▶ **Data listing**
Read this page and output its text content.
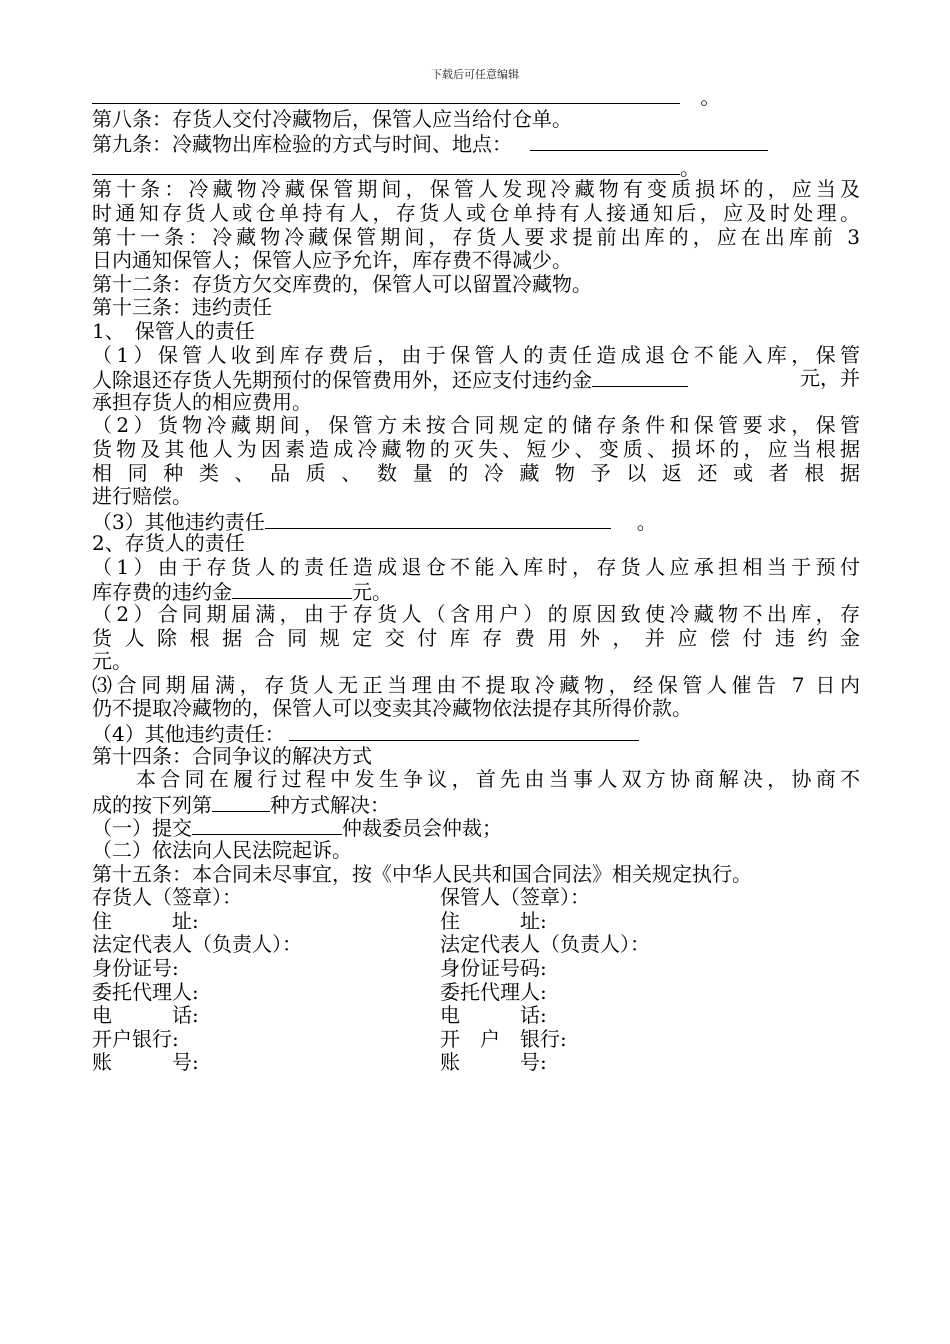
下载后可任意编辑
。
第八条：存货人交付冷藏物后，保管人应当给付仓单。
第九条：冷藏物出库检验的方式与时间、地点：
。
第十条：冷藏物冷藏保管期间，保管人发现冷藏物有变质损坏的，应当及
时通知存货人或仓单持有人，存货人或仓单持有人接通知后，应及时处理。
第十一条：冷藏物冷藏保管期间，存货人要求提前出库的，应在出库前 3
日内通知保管人；保管人应予允许，库存费不得减少。
第十二条：存货方欠交库费的，保管人可以留置冷藏物。
第十三条：违约责任
1、　保管人的责任
（1）保管人收到库存费后，由于保管人的责任造成退仓不能入库，保管
人除退还存货人先期预付的保管费用外，还应支付违约金	元，并
承担存货人的相应费用。
（2）货物冷藏期间，保管方未按合同规定的储存条件和保管要求，保管
货物及其他人为因素造成冷藏物的灭失、短少、变质、损坏的，应当根据
相同种类、品质、数量的冷藏物予以返还或者根据
进行赔偿。
（3）其他违约责任	。
2、存货人的责任
（1）由于存货人的责任造成退仓不能入库时，存货人应承担相当于预付
库存费的违约金	元。
（2）合同期届满，由于存货人（含用户）的原因致使冷藏物不出库，存
货人除根据合同规定交付库存费用外，并应偿付违约金
元。
⑶合同期届满，存货人无正当理由不提取冷藏物，经保管人催告 7 日内
仍不提取冷藏物的，保管人可以变卖其冷藏物依法提存其所得价款。
（4）其他违约责任：
第十四条：合同争议的解决方式
本合同在履行过程中发生争议，首先由当事人双方协商解决，协商不
成的按下列第	种方式解决：
（一）提交	仲裁委员会仲裁；
（二）依法向人民法院起诉。
第十五条：本合同未尽事宜，按《中华人民共和国合同法》相关规定执行。
存货人（签章）：	保管人（签章）：
住　　　址:	住　　　址:
法定代表人（负责人）：	法定代表人（负责人）：
身份证号:	身份证号码:
委托代理人:	委托代理人:
电　　　话:	电　　　话:
开户银行:	开　户　银行:
账　　　号:	账　　　号:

▶ **Your instructions**
Write out the material above once more, exactly as it reads, with no pictures.

▶ **Response to this task**
Read this page and output its text content.
下载后可任意编辑
。
第八条：存货人交付冷藏物后，保管人应当给付仓单。
第九条：冷藏物出库检验的方式与时间、地点：
。
第十条：冷藏物冷藏保管期间，保管人发现冷藏物有变质损坏的，应当及
时通知存货人或仓单持有人，存货人或仓单持有人接通知后，应及时处理。
第十一条：冷藏物冷藏保管期间，存货人要求提前出库的，应在出库前 3
日内通知保管人；保管人应予允许，库存费不得减少。
第十二条：存货方欠交库费的，保管人可以留置冷藏物。
第十三条：违约责任
1、　保管人的责任
（1）保管人收到库存费后，由于保管人的责任造成退仓不能入库，保管
人除退还存货人先期预付的保管费用外，还应支付违约金	元，并
承担存货人的相应费用。
（2）货物冷藏期间，保管方未按合同规定的储存条件和保管要求，保管
货物及其他人为因素造成冷藏物的灭失、短少、变质、损坏的，应当根据
相同种类、品质、数量的冷藏物予以返还或者根据
进行赔偿。
（3）其他违约责任	。
2、存货人的责任
（1）由于存货人的责任造成退仓不能入库时，存货人应承担相当于预付
库存费的违约金	元。
（2）合同期届满，由于存货人（含用户）的原因致使冷藏物不出库，存
货人除根据合同规定交付库存费用外，并应偿付违约金
元。
⑶合同期届满，存货人无正当理由不提取冷藏物，经保管人催告 7 日内
仍不提取冷藏物的，保管人可以变卖其冷藏物依法提存其所得价款。
（4）其他违约责任：
第十四条：合同争议的解决方式
本合同在履行过程中发生争议，首先由当事人双方协商解决，协商不
成的按下列第	种方式解决：
（一）提交	仲裁委员会仲裁；
（二）依法向人民法院起诉。
第十五条：本合同未尽事宜，按《中华人民共和国合同法》相关规定执行。
存货人（签章）：	保管人（签章）：
住　　　址:	住　　　址:
法定代表人（负责人）：	法定代表人（负责人）：
身份证号:	身份证号码:
委托代理人:	委托代理人:
电　　　话:	电　　　话:
开户银行:	开　户　银行:
账　　　号:	账　　　号:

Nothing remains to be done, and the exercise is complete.